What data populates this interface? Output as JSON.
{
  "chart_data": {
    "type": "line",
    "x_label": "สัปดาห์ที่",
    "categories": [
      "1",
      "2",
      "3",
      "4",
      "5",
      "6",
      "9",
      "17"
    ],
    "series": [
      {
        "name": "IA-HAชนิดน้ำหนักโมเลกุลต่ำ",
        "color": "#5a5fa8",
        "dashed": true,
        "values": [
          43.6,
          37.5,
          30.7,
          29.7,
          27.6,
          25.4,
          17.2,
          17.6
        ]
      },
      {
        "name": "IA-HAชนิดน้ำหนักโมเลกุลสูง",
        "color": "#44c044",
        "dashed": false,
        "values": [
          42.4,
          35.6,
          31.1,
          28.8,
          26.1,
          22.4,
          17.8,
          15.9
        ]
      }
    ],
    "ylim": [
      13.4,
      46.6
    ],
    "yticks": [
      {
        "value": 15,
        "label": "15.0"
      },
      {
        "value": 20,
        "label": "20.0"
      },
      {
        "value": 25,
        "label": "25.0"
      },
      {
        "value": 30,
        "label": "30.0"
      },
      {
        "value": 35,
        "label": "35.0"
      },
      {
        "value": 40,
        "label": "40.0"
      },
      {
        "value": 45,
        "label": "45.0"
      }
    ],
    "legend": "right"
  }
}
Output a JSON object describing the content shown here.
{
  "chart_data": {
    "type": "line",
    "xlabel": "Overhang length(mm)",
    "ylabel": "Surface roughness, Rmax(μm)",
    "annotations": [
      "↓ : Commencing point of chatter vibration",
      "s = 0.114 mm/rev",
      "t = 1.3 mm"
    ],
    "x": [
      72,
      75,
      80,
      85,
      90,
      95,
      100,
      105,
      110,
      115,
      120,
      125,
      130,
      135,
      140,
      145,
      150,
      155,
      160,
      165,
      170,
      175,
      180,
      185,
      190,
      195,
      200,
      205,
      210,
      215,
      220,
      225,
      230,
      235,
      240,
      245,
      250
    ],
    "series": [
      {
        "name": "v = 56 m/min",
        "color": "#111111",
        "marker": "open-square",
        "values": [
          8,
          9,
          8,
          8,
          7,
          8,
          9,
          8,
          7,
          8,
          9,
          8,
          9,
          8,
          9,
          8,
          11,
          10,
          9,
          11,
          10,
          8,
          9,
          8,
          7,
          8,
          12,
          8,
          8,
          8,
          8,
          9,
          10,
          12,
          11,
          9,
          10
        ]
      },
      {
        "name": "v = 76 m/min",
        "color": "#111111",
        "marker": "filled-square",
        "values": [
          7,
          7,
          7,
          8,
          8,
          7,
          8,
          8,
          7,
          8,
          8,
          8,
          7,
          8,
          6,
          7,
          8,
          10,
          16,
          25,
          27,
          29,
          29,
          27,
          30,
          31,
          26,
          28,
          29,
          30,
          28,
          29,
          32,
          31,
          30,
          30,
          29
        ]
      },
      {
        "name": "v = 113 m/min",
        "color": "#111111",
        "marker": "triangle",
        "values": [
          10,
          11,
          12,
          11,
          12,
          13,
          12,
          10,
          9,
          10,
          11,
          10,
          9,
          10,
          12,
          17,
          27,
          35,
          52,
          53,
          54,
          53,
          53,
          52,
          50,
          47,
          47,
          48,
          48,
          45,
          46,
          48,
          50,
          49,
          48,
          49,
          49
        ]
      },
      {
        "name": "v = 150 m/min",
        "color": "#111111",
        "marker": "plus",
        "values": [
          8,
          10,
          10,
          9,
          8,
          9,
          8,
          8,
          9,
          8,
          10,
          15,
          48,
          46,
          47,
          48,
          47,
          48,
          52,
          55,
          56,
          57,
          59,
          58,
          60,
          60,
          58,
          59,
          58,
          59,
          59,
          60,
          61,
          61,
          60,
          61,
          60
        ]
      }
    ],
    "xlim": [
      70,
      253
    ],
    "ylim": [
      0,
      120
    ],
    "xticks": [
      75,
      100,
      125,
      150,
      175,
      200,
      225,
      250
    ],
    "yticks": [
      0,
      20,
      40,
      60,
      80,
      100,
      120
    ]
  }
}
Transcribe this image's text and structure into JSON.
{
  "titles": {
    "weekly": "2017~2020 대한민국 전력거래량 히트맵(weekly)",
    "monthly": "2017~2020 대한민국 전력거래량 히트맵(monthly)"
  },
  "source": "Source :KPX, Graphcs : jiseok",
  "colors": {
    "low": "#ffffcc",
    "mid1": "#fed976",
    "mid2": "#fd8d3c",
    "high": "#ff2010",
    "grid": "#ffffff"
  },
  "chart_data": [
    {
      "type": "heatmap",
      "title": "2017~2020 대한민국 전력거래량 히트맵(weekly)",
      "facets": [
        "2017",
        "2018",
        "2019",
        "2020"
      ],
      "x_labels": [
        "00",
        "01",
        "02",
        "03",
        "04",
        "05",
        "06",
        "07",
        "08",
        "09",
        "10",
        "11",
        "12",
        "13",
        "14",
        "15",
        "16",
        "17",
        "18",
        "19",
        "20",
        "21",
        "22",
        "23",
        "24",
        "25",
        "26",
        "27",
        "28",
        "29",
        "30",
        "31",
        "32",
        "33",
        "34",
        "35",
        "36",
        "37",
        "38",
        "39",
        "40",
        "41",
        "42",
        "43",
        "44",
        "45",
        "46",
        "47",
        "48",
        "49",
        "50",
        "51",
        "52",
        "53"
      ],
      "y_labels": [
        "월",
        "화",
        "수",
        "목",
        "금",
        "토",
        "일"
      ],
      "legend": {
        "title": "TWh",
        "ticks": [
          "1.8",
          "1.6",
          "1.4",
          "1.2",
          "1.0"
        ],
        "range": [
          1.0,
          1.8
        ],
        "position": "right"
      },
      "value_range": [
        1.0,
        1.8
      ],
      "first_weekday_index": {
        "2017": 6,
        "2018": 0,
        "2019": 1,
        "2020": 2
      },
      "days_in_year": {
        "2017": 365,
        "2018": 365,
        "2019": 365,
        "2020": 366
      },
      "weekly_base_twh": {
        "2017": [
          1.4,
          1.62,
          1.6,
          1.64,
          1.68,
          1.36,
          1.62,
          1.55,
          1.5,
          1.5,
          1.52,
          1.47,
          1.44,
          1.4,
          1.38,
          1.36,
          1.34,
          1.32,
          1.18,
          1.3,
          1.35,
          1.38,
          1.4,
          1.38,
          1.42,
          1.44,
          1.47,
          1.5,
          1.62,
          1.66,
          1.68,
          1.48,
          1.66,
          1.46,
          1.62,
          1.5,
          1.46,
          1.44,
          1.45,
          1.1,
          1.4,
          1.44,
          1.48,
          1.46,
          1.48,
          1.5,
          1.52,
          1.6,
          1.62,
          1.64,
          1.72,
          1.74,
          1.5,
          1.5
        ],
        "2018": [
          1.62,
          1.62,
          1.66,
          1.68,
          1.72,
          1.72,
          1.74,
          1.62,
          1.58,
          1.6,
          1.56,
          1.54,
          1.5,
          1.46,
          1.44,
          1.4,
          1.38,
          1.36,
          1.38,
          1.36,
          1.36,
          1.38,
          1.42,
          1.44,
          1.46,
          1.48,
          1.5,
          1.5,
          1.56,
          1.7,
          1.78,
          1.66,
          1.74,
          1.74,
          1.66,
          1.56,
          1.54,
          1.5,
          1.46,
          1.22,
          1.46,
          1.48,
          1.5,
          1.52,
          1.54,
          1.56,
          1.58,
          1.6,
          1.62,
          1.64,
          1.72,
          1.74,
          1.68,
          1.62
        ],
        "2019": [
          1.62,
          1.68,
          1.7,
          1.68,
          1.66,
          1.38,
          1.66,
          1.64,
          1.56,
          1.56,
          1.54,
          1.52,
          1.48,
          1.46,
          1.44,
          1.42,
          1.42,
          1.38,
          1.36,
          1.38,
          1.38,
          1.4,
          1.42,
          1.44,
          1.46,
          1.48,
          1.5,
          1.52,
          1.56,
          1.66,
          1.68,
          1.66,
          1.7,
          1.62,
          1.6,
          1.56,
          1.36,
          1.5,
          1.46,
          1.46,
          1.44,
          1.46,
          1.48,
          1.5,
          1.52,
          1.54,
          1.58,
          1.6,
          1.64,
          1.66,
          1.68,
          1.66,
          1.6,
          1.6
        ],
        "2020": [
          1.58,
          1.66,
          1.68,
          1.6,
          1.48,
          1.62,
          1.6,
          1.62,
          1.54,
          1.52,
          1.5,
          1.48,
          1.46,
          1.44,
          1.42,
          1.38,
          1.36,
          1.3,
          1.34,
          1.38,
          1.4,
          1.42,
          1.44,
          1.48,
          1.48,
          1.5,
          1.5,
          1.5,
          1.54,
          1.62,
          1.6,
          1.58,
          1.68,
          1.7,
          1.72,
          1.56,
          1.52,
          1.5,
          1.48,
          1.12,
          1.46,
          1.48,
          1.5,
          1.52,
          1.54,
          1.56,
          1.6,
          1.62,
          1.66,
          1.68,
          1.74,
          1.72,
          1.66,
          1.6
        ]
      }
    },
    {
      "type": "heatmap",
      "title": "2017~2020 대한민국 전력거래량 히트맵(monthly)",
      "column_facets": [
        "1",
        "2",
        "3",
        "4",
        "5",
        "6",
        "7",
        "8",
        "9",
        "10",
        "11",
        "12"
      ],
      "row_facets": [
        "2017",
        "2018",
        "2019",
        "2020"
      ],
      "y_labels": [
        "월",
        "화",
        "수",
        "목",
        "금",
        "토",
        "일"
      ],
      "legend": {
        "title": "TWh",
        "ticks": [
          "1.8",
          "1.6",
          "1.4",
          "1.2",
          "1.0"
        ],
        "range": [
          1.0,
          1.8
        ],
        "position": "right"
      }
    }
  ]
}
**********
> [SET EXERCISE]: Copy down every line of the entries containing the word "Output".

> [RESULT]:
What data populates this interface? Output as JSON.
Output a JSON object describing the content shown here.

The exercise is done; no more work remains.